> [THE REQUEST] Reproduce all records exactly.

> [DATA LISTING]
☆ ☆ ☆ ☆

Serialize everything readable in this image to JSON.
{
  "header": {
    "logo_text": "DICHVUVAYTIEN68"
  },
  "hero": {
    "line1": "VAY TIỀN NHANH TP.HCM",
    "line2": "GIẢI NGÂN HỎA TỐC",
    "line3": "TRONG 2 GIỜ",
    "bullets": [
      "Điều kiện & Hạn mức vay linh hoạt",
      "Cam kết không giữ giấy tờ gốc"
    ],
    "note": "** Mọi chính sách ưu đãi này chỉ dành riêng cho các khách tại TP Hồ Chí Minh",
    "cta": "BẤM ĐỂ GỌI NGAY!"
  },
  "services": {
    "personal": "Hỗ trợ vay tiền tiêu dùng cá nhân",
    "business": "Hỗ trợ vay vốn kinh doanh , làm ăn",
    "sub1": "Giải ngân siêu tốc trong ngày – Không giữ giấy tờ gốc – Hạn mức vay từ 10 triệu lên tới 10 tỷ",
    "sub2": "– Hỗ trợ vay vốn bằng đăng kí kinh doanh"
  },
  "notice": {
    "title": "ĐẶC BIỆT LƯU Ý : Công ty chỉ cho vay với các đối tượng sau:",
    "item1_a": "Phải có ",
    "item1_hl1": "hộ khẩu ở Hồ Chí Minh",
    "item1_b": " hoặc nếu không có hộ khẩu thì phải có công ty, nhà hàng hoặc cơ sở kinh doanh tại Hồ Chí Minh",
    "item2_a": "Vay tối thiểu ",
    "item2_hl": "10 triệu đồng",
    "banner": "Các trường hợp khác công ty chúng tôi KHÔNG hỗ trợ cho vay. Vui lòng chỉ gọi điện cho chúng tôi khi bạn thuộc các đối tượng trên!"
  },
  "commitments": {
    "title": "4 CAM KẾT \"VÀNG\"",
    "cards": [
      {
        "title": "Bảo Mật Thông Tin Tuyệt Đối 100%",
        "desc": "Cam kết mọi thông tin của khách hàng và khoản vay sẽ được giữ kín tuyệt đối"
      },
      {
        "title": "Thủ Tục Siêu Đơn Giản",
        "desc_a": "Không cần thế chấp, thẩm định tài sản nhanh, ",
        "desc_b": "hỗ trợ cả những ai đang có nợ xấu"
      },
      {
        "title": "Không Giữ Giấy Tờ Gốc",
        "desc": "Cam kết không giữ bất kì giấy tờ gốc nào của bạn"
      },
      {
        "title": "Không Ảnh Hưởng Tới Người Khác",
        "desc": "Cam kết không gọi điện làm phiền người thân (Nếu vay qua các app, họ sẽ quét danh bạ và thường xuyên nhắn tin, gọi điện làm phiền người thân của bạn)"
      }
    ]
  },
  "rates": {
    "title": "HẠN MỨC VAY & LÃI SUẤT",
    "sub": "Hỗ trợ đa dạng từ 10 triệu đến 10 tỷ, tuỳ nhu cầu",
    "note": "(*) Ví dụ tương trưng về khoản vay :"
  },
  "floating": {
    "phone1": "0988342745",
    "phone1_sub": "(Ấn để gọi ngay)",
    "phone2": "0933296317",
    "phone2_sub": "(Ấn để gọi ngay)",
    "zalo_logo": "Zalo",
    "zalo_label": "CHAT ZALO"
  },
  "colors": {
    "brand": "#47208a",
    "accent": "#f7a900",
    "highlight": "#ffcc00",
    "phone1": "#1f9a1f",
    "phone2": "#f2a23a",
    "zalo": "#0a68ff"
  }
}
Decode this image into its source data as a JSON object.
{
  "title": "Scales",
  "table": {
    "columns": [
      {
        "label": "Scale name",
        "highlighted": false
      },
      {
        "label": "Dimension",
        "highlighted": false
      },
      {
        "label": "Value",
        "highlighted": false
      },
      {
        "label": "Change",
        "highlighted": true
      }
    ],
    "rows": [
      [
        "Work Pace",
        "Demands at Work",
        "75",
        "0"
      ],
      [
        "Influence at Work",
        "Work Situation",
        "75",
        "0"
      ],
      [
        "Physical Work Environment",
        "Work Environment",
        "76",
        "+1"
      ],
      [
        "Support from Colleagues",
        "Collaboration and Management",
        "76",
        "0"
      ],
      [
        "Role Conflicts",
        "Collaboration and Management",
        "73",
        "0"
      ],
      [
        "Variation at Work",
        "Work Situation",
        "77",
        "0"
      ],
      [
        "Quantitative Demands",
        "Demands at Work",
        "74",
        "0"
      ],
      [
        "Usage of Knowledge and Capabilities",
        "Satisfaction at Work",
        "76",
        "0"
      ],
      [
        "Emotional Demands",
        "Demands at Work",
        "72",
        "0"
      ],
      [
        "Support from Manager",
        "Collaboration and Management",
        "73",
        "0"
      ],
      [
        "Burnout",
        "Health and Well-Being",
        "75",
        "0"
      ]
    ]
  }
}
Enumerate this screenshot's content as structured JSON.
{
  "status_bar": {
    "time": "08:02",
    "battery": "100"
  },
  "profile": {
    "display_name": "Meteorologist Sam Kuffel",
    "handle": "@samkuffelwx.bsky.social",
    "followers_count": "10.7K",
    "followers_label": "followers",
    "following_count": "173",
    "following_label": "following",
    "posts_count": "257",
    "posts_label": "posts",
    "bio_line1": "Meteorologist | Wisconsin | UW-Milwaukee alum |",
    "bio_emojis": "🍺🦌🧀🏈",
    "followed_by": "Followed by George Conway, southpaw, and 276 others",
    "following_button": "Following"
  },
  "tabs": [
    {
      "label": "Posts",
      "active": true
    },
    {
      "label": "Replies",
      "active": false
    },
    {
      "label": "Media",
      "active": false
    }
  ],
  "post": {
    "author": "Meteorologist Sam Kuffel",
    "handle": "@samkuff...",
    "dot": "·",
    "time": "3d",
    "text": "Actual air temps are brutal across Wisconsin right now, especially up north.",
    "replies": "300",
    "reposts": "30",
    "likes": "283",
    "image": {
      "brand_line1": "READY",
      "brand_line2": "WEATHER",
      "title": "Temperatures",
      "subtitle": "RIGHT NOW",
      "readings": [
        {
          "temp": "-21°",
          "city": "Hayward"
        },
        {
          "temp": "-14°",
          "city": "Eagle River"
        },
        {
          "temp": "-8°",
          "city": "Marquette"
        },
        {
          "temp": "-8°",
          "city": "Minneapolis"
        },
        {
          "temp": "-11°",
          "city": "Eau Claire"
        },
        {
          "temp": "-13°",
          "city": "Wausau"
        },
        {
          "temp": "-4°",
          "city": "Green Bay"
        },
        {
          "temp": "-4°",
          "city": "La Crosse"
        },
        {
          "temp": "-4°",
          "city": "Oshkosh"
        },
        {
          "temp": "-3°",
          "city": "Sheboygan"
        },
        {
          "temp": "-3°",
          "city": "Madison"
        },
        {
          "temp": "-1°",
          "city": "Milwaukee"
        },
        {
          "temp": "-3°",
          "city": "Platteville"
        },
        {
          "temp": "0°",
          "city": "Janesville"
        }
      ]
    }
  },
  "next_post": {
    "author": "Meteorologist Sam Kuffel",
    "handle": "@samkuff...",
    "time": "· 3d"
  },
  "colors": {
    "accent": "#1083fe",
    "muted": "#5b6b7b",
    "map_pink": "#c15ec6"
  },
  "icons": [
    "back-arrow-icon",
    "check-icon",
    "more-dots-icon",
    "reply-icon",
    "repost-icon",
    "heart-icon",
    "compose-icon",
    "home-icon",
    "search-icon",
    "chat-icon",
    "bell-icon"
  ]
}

☆ ☆ ☆ ☆

> [TASK RESPONSE]
Serialize everything readable in this image to JSON.
{
  "header": {
    "logo_text": "DICHVUVAYTIEN68"
  },
  "hero": {
    "line1": "VAY TIỀN NHANH TP.HCM",
    "line2": "GIẢI NGÂN HỎA TỐC",
    "line3": "TRONG 2 GIỜ",
    "bullets": [
      "Điều kiện & Hạn mức vay linh hoạt",
      "Cam kết không giữ giấy tờ gốc"
    ],
    "note": "** Mọi chính sách ưu đãi này chỉ dành riêng cho các khách tại TP Hồ Chí Minh",
    "cta": "BẤM ĐỂ GỌI NGAY!"
  },
  "services": {
    "personal": "Hỗ trợ vay tiền tiêu dùng cá nhân",
    "business": "Hỗ trợ vay vốn kinh doanh , làm ăn",
    "sub1": "Giải ngân siêu tốc trong ngày – Không giữ giấy tờ gốc – Hạn mức vay từ 10 triệu lên tới 10 tỷ",
    "sub2": "– Hỗ trợ vay vốn bằng đăng kí kinh doanh"
  },
  "notice": {
    "title": "ĐẶC BIỆT LƯU Ý : Công ty chỉ cho vay với các đối tượng sau:",
    "item1_a": "Phải có ",
    "item1_hl1": "hộ khẩu ở Hồ Chí Minh",
    "item1_b": " hoặc nếu không có hộ khẩu thì phải có công ty, nhà hàng hoặc cơ sở kinh doanh tại Hồ Chí Minh",
    "item2_a": "Vay tối thiểu ",
    "item2_hl": "10 triệu đồng",
    "banner": "Các trường hợp khác công ty chúng tôi KHÔNG hỗ trợ cho vay. Vui lòng chỉ gọi điện cho chúng tôi khi bạn thuộc các đối tượng trên!"
  },
  "commitments": {
    "title": "4 CAM KẾT \"VÀNG\"",
    "cards": [
      {
        "title": "Bảo Mật Thông Tin Tuyệt Đối 100%",
        "desc": "Cam kết mọi thông tin của khách hàng và khoản vay sẽ được giữ kín tuyệt đối"
      },
      {
        "title": "Thủ Tục Siêu Đơn Giản",
        "desc_a": "Không cần thế chấp, thẩm định tài sản nhanh, ",
        "desc_b": "hỗ trợ cả những ai đang có nợ xấu"
      },
      {
        "title": "Không Giữ Giấy Tờ Gốc",
        "desc": "Cam kết không giữ bất kì giấy tờ gốc nào của bạn"
      },
      {
        "title": "Không Ảnh Hưởng Tới Người Khác",
        "desc": "Cam kết không gọi điện làm phiền người thân (Nếu vay qua các app, họ sẽ quét danh bạ và thường xuyên nhắn tin, gọi điện làm phiền người thân của bạn)"
      }
    ]
  },
  "rates": {
    "title": "HẠN MỨC VAY & LÃI SUẤT",
    "sub": "Hỗ trợ đa dạng từ 10 triệu đến 10 tỷ, tuỳ nhu cầu",
    "note": "(*) Ví dụ tương trưng về khoản vay :"
  },
  "floating": {
    "phone1": "0988342745",
    "phone1_sub": "(Ấn để gọi ngay)",
    "phone2": "0933296317",
    "phone2_sub": "(Ấn để gọi ngay)",
    "zalo_logo": "Zalo",
    "zalo_label": "CHAT ZALO"
  },
  "colors": {
    "brand": "#47208a",
    "accent": "#f7a900",
    "highlight": "#ffcc00",
    "phone1": "#1f9a1f",
    "phone2": "#f2a23a",
    "zalo": "#0a68ff"
  }
}
Decode this image into its source data as a JSON object.
{
  "title": "Scales",
  "table": {
    "columns": [
      {
        "label": "Scale name",
        "highlighted": false
      },
      {
        "label": "Dimension",
        "highlighted": false
      },
      {
        "label": "Value",
        "highlighted": false
      },
      {
        "label": "Change",
        "highlighted": true
      }
    ],
    "rows": [
      [
        "Work Pace",
        "Demands at Work",
        "75",
        "0"
      ],
      [
        "Influence at Work",
        "Work Situation",
        "75",
        "0"
      ],
      [
        "Physical Work Environment",
        "Work Environment",
        "76",
        "+1"
      ],
      [
        "Support from Colleagues",
        "Collaboration and Management",
        "76",
        "0"
      ],
      [
        "Role Conflicts",
        "Collaboration and Management",
        "73",
        "0"
      ],
      [
        "Variation at Work",
        "Work Situation",
        "77",
        "0"
      ],
      [
        "Quantitative Demands",
        "Demands at Work",
        "74",
        "0"
      ],
      [
        "Usage of Knowledge and Capabilities",
        "Satisfaction at Work",
        "76",
        "0"
      ],
      [
        "Emotional Demands",
        "Demands at Work",
        "72",
        "0"
      ],
      [
        "Support from Manager",
        "Collaboration and Management",
        "73",
        "0"
      ],
      [
        "Burnout",
        "Health and Well-Being",
        "75",
        "0"
      ]
    ]
  }
}
Enumerate this screenshot's content as structured JSON.
{
  "status_bar": {
    "time": "08:02",
    "battery": "100"
  },
  "profile": {
    "display_name": "Meteorologist Sam Kuffel",
    "handle": "@samkuffelwx.bsky.social",
    "followers_count": "10.7K",
    "followers_label": "followers",
    "following_count": "173",
    "following_label": "following",
    "posts_count": "257",
    "posts_label": "posts",
    "bio_line1": "Meteorologist | Wisconsin | UW-Milwaukee alum |",
    "bio_emojis": "🍺🦌🧀🏈",
    "followed_by": "Followed by George Conway, southpaw, and 276 others",
    "following_button": "Following"
  },
  "tabs": [
    {
      "label": "Posts",
      "active": true
    },
    {
      "label": "Replies",
      "active": false
    },
    {
      "label": "Media",
      "active": false
    }
  ],
  "post": {
    "author": "Meteorologist Sam Kuffel",
    "handle": "@samkuff...",
    "dot": "·",
    "time": "3d",
    "text": "Actual air temps are brutal across Wisconsin right now, especially up north.",
    "replies": "300",
    "reposts": "30",
    "likes": "283",
    "image": {
      "brand_line1": "READY",
      "brand_line2": "WEATHER",
      "title": "Temperatures",
      "subtitle": "RIGHT NOW",
      "readings": [
        {
          "temp": "-21°",
          "city": "Hayward"
        },
        {
          "temp": "-14°",
          "city": "Eagle River"
        },
        {
          "temp": "-8°",
          "city": "Marquette"
        },
        {
          "temp": "-8°",
          "city": "Minneapolis"
        },
        {
          "temp": "-11°",
          "city": "Eau Claire"
        },
        {
          "temp": "-13°",
          "city": "Wausau"
        },
        {
          "temp": "-4°",
          "city": "Green Bay"
        },
        {
          "temp": "-4°",
          "city": "La Crosse"
        },
        {
          "temp": "-4°",
          "city": "Oshkosh"
        },
        {
          "temp": "-3°",
          "city": "Sheboygan"
        },
        {
          "temp": "-3°",
          "city": "Madison"
        },
        {
          "temp": "-1°",
          "city": "Milwaukee"
        },
        {
          "temp": "-3°",
          "city": "Platteville"
        },
        {
          "temp": "0°",
          "city": "Janesville"
        }
      ]
    }
  },
  "next_post": {
    "author": "Meteorologist Sam Kuffel",
    "handle": "@samkuff...",
    "time": "· 3d"
  },
  "colors": {
    "accent": "#1083fe",
    "muted": "#5b6b7b",
    "map_pink": "#c15ec6"
  },
  "icons": [
    "back-arrow-icon",
    "check-icon",
    "more-dots-icon",
    "reply-icon",
    "repost-icon",
    "heart-icon",
    "compose-icon",
    "home-icon",
    "search-icon",
    "chat-icon",
    "bell-icon"
  ]
}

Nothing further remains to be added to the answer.